GIVEN TASK -
Copy each line that has the string "synthwave" somewhere in it.

MATERIAL FOR THE TASK -
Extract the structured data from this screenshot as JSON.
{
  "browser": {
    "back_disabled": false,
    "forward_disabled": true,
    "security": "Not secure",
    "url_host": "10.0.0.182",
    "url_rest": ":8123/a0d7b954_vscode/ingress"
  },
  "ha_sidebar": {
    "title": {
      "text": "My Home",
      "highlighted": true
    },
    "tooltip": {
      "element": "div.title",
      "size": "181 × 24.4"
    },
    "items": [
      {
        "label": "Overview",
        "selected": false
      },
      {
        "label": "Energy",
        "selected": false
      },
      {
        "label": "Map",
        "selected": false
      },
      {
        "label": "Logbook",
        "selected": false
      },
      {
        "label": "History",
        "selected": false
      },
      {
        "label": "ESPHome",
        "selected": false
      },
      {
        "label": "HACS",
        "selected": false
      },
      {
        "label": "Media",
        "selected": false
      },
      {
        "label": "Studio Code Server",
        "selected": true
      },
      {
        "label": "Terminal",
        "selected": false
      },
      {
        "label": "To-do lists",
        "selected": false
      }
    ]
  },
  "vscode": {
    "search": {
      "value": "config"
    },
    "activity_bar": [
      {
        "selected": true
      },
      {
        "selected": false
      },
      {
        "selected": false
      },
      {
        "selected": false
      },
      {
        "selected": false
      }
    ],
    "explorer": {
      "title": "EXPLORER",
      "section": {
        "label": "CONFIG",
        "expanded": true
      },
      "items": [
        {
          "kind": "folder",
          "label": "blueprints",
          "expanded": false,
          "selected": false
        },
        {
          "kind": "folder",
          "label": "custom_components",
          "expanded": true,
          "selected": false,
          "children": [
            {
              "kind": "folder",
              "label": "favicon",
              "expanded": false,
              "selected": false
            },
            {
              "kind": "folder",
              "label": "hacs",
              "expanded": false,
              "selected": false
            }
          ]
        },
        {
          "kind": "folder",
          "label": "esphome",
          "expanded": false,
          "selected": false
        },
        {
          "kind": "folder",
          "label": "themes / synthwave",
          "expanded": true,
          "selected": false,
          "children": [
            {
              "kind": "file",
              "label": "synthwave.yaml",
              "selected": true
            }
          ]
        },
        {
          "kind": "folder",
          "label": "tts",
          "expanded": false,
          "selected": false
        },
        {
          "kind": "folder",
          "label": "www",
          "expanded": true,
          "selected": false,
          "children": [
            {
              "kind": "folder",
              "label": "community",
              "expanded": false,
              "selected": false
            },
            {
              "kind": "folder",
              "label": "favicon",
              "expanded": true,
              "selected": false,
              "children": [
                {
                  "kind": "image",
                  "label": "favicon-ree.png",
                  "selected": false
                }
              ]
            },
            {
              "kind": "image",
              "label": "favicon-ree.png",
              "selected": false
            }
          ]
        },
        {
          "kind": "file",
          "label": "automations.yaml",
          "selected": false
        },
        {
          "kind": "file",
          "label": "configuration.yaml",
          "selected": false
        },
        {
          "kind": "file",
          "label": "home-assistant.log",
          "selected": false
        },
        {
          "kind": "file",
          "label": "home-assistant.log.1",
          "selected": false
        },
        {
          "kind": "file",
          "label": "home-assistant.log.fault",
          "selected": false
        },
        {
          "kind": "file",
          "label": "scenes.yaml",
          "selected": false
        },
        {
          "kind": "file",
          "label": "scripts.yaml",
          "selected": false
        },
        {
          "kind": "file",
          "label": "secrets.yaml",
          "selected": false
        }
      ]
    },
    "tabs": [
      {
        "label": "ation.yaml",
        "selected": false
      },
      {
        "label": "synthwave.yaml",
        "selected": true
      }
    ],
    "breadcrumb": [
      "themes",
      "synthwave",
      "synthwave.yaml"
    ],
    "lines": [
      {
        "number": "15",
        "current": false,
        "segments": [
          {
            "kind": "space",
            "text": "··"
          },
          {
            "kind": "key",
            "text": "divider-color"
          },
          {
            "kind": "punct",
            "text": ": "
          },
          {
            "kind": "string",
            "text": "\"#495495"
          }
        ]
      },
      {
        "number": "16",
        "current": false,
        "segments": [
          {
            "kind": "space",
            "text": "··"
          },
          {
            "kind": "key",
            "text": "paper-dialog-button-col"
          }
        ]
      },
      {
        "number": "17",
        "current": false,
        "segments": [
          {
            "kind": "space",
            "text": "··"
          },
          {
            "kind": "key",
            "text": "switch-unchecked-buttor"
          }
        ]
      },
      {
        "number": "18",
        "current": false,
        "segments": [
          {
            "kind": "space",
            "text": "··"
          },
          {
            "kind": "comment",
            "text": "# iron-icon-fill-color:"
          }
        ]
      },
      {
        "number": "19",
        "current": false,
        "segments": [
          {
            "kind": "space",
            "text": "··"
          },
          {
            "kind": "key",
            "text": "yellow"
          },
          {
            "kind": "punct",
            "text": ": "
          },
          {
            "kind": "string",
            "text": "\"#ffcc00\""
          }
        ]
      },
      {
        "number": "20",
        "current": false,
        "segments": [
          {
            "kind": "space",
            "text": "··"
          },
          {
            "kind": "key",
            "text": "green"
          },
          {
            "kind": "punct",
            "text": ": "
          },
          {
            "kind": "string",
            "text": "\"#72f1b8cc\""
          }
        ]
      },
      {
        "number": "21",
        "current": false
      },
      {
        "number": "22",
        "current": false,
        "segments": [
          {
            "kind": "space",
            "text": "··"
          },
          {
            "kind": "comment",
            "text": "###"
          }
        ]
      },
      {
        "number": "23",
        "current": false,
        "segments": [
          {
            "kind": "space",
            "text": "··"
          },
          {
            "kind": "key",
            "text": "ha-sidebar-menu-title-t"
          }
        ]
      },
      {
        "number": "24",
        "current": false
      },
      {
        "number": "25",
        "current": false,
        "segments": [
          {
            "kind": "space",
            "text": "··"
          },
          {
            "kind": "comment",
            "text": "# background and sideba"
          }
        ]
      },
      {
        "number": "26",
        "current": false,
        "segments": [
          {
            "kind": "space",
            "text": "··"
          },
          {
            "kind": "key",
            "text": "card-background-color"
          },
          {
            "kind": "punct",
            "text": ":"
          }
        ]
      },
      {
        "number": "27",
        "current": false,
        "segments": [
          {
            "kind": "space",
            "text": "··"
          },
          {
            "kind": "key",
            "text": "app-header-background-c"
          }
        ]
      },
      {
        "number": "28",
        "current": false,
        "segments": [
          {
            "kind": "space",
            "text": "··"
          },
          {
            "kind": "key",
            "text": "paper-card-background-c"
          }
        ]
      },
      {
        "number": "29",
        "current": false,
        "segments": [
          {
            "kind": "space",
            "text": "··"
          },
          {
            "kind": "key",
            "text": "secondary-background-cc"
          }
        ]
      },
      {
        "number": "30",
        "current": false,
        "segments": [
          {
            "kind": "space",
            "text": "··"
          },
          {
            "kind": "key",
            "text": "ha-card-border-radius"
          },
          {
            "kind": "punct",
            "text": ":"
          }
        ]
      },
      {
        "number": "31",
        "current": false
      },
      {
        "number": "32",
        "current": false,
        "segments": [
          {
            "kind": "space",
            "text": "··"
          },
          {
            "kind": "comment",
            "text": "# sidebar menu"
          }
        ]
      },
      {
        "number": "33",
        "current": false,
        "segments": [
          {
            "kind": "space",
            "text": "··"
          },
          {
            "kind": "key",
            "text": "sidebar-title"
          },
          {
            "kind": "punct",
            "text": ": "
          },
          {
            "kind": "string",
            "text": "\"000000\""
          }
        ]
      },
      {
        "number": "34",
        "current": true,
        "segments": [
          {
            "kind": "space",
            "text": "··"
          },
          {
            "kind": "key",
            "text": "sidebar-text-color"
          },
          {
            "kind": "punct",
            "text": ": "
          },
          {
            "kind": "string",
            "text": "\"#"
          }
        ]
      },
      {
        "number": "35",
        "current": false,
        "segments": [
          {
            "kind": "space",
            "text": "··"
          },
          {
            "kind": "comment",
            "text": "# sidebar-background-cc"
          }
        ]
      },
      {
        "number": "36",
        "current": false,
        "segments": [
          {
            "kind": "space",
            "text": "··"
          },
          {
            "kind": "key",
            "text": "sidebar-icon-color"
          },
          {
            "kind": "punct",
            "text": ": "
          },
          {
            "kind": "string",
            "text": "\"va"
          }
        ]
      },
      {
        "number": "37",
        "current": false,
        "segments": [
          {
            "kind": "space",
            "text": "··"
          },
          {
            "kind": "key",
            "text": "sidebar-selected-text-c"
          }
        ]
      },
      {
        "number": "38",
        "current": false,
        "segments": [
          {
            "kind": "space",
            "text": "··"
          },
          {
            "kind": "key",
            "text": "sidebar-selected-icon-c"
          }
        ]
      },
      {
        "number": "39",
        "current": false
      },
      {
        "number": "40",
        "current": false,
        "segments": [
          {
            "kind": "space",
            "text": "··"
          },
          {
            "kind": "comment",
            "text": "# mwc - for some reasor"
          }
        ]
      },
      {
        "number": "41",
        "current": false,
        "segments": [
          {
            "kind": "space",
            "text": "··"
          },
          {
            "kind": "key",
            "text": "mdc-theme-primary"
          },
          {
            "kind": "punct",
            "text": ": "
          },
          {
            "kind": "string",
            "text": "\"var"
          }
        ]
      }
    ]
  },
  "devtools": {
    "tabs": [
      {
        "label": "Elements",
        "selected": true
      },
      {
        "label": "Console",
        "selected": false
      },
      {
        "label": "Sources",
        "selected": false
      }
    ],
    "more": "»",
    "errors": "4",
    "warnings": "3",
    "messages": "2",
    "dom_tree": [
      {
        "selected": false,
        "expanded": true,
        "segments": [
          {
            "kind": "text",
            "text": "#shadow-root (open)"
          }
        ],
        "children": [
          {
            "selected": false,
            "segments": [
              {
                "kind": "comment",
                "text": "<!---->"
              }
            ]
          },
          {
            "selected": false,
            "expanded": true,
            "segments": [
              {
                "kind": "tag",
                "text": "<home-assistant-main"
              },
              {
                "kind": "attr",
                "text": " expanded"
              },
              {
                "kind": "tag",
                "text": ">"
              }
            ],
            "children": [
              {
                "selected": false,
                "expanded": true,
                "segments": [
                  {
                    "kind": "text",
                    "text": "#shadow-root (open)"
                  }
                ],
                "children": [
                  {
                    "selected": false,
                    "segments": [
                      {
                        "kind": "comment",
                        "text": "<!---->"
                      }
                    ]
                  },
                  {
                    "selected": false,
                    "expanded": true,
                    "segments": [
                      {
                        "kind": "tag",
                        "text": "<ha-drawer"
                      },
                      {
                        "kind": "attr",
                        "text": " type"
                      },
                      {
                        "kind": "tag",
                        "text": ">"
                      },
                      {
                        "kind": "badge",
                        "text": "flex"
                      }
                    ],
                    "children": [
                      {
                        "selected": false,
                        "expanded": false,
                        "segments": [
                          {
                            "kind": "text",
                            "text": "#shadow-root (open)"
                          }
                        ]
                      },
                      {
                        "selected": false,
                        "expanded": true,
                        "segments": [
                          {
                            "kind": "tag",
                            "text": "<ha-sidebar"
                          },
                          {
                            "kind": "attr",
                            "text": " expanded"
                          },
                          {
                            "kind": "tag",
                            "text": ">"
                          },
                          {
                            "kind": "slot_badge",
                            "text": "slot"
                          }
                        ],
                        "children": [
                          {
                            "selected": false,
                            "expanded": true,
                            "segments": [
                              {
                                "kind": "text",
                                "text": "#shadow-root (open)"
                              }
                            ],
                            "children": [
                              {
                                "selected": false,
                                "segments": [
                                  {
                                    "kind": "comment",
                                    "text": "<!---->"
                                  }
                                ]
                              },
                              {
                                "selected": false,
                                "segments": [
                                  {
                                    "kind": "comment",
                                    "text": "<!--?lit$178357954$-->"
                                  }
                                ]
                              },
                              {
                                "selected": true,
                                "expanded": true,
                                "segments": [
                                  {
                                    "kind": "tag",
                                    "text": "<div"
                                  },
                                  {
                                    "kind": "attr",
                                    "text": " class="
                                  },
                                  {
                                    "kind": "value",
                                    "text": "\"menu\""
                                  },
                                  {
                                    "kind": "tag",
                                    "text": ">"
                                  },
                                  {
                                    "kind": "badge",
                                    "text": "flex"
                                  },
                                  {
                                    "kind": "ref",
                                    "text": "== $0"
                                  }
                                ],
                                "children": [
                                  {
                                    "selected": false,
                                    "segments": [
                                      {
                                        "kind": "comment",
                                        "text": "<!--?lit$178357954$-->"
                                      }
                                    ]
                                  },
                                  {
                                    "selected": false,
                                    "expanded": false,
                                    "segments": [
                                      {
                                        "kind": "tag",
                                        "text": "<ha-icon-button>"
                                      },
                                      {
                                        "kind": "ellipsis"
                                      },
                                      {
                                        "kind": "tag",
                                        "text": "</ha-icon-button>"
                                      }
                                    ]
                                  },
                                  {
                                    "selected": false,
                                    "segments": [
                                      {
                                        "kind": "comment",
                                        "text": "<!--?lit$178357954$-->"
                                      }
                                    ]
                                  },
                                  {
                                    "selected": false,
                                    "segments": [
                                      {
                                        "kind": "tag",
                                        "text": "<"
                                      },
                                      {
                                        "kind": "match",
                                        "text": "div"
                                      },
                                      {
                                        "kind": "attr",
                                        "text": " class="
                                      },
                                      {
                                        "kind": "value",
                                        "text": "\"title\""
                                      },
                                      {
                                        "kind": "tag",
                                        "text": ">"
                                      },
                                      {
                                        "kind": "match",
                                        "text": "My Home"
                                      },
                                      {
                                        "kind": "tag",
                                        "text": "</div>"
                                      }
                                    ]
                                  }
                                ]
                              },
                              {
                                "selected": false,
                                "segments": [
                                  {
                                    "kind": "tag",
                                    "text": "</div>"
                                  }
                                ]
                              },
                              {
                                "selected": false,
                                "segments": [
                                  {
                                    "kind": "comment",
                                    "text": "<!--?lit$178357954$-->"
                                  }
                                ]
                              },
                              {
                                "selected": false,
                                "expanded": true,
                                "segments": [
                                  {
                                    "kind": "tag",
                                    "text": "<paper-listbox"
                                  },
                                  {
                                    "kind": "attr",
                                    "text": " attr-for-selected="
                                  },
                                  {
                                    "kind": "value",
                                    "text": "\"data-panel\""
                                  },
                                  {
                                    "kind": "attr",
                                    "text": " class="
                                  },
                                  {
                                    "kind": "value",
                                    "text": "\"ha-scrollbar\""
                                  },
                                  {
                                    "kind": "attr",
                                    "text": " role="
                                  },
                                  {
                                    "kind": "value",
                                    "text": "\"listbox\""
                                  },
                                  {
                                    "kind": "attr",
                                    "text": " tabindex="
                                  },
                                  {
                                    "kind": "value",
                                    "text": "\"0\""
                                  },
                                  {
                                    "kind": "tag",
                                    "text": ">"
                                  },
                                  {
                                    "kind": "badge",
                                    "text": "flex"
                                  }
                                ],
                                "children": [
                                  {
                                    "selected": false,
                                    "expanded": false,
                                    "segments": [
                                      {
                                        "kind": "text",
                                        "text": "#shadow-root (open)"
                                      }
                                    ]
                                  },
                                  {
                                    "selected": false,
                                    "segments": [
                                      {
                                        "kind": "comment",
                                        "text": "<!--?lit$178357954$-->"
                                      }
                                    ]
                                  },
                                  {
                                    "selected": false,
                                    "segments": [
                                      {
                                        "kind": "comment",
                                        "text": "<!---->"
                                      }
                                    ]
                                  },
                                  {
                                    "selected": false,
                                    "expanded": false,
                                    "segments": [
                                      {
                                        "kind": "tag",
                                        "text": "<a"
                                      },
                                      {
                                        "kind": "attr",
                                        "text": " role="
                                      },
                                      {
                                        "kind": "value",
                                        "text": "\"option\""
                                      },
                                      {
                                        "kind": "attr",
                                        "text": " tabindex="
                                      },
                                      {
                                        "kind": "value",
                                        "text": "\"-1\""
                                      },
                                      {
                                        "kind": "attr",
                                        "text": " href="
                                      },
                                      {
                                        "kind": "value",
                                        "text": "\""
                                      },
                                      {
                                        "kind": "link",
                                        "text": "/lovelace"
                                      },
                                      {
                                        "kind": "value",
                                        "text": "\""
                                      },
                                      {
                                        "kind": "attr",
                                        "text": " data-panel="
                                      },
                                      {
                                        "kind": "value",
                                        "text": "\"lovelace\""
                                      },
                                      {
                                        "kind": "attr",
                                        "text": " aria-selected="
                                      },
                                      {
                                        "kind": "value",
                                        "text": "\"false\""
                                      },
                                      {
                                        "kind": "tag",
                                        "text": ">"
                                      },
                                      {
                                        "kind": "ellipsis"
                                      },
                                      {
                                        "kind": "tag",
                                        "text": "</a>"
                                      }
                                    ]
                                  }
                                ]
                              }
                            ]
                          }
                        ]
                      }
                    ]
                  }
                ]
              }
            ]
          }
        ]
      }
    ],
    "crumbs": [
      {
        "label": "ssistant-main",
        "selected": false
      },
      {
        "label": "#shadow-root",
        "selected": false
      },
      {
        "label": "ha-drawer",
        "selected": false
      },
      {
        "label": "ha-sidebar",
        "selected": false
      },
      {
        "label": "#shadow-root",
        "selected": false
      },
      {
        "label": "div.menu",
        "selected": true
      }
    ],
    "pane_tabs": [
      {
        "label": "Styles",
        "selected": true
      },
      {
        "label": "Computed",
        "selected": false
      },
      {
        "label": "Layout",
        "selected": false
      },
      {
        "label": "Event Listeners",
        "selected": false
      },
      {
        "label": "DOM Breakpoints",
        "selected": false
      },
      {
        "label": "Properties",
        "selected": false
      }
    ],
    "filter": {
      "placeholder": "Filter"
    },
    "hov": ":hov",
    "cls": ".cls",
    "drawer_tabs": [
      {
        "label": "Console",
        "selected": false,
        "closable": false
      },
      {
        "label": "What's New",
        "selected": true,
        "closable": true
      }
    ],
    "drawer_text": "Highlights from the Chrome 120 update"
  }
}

IN RESPONSE -
          "label": "themes / synthwave",
              "label": "synthwave.yaml",
        "label": "synthwave.yaml",
      "synthwave",
      "synthwave.yaml"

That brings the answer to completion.